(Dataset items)
═══
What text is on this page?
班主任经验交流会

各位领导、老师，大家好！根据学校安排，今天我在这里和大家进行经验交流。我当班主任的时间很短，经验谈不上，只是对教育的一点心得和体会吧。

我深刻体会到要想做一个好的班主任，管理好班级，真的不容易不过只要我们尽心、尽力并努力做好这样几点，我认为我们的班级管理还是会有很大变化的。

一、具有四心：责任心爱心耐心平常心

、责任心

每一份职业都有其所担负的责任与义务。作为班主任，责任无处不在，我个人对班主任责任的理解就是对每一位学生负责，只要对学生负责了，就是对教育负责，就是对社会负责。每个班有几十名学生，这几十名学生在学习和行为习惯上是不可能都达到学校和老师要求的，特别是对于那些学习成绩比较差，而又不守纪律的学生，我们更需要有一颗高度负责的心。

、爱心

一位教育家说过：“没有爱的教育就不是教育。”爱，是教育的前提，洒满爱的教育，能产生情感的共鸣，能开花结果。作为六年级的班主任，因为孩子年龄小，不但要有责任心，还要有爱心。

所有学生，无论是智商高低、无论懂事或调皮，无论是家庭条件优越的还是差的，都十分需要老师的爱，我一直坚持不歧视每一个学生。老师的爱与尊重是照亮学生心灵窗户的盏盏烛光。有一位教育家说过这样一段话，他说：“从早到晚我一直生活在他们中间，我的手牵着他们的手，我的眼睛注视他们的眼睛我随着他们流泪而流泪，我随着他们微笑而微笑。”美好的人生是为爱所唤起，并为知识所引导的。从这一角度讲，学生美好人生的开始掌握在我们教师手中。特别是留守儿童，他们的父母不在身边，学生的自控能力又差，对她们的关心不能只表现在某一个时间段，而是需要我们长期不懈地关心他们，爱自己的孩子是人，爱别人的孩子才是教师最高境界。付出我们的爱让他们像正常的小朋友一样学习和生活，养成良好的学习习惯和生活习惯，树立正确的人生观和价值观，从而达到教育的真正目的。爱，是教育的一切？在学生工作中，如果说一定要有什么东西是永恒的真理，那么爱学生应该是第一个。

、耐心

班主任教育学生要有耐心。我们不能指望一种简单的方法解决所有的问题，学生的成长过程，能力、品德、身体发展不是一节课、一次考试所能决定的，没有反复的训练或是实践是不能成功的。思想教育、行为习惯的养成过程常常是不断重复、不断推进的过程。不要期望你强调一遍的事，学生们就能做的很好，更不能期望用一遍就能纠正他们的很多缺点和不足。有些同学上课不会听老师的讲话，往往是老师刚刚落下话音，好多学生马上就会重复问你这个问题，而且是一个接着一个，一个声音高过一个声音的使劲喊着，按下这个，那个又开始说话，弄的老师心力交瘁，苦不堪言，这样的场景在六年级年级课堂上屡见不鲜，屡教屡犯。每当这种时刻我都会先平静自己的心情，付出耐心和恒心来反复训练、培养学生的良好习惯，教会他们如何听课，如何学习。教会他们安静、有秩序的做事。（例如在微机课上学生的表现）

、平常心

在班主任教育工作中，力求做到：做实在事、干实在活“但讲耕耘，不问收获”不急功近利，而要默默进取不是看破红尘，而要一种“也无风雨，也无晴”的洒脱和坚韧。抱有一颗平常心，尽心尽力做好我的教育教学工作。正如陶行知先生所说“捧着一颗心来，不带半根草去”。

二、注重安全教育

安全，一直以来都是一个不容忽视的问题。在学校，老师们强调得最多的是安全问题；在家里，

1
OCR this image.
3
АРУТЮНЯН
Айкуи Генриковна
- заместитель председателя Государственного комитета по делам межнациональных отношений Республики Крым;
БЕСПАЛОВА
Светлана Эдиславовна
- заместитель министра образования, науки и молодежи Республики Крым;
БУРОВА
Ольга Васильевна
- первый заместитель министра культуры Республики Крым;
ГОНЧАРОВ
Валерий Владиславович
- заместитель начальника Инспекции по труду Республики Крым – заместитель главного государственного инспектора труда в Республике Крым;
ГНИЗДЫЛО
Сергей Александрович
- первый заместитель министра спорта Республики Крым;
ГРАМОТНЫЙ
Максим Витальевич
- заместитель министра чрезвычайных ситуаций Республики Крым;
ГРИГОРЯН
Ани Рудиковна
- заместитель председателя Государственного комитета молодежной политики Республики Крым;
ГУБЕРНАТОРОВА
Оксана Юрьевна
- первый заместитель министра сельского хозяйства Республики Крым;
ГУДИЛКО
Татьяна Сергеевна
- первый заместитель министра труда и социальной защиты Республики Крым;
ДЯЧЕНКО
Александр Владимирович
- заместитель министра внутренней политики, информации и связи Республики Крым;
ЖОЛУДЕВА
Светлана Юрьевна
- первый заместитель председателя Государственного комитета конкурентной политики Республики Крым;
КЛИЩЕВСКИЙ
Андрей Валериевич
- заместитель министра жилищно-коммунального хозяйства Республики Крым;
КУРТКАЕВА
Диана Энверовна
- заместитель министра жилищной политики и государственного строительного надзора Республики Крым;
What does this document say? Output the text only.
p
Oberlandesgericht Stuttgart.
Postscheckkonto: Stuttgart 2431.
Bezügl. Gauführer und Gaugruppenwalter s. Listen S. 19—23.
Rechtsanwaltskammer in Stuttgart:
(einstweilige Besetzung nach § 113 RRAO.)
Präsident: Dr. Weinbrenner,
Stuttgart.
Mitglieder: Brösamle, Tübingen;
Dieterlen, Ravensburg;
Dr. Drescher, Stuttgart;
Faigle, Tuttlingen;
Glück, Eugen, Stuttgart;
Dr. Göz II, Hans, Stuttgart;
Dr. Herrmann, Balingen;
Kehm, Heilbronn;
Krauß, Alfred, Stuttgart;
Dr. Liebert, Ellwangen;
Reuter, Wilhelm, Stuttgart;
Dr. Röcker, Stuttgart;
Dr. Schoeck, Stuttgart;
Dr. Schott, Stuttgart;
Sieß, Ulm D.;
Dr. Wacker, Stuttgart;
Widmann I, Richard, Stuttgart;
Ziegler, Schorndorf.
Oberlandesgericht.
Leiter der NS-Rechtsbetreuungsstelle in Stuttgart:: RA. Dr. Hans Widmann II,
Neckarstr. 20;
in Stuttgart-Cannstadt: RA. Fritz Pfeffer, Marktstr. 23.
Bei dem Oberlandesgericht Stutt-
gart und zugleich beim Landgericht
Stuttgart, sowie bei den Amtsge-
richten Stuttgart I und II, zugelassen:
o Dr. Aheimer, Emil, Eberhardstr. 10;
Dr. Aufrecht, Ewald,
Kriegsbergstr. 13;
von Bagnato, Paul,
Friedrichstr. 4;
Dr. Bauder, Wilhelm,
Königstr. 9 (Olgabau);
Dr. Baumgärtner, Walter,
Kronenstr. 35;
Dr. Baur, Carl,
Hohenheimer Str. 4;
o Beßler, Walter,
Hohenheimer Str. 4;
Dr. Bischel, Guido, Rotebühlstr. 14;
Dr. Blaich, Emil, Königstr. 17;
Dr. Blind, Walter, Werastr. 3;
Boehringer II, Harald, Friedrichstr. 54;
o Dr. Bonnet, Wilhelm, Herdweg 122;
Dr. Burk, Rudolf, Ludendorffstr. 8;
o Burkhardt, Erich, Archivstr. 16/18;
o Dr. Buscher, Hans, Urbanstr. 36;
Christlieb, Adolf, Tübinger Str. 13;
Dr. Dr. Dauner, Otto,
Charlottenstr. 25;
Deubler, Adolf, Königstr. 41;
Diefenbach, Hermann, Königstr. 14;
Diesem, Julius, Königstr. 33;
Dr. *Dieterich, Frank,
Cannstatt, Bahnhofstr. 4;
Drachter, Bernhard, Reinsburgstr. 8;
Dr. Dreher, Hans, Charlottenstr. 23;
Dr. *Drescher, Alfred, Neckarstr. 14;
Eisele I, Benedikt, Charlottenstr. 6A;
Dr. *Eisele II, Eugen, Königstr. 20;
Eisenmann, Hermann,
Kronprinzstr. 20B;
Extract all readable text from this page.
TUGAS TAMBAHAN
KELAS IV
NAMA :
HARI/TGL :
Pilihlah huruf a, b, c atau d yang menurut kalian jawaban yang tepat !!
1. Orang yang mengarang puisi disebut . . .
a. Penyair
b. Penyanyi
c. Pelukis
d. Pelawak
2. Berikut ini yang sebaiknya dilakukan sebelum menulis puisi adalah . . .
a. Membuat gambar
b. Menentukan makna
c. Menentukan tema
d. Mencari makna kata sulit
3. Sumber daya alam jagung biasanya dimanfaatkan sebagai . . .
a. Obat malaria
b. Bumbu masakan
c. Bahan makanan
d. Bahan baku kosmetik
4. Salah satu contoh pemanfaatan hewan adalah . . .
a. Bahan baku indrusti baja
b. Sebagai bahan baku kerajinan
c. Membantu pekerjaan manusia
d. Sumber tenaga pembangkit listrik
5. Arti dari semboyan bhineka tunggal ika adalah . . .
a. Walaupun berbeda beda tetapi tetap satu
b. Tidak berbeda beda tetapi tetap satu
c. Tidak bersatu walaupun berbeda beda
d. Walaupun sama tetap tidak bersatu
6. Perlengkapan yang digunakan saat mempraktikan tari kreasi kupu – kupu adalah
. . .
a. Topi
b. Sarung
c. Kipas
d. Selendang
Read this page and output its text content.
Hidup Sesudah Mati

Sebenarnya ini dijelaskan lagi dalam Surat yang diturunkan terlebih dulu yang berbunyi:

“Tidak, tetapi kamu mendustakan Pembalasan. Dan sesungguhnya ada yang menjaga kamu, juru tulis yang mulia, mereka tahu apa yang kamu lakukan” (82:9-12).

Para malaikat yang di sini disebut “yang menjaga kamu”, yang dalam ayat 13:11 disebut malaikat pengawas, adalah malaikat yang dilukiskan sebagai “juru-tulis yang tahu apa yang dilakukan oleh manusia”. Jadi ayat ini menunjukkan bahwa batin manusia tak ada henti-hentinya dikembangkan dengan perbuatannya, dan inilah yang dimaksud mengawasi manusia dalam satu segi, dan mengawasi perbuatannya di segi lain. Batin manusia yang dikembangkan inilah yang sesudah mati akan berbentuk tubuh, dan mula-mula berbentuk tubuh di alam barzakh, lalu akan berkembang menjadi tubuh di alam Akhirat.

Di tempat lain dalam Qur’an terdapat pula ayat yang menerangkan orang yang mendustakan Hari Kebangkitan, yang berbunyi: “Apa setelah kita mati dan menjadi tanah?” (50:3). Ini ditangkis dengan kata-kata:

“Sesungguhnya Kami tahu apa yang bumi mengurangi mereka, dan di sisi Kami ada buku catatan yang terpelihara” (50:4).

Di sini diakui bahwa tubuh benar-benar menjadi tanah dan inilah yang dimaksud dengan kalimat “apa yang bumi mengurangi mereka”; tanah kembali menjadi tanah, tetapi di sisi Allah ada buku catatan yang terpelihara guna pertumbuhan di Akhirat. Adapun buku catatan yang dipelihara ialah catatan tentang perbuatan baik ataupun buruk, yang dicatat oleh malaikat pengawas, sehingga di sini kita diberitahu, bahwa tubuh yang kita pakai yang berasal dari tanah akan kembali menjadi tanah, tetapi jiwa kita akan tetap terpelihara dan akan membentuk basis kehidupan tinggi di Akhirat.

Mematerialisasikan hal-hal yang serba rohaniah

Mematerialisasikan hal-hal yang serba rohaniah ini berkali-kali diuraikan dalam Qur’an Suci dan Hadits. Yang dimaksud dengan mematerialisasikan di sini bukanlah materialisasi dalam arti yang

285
═══
**TO BE DONE:** Gather each line in these records that contains the string "makna".

**REPLY TO THE TASK:**
b. Menentukan makna
d. Mencari makna kata sulit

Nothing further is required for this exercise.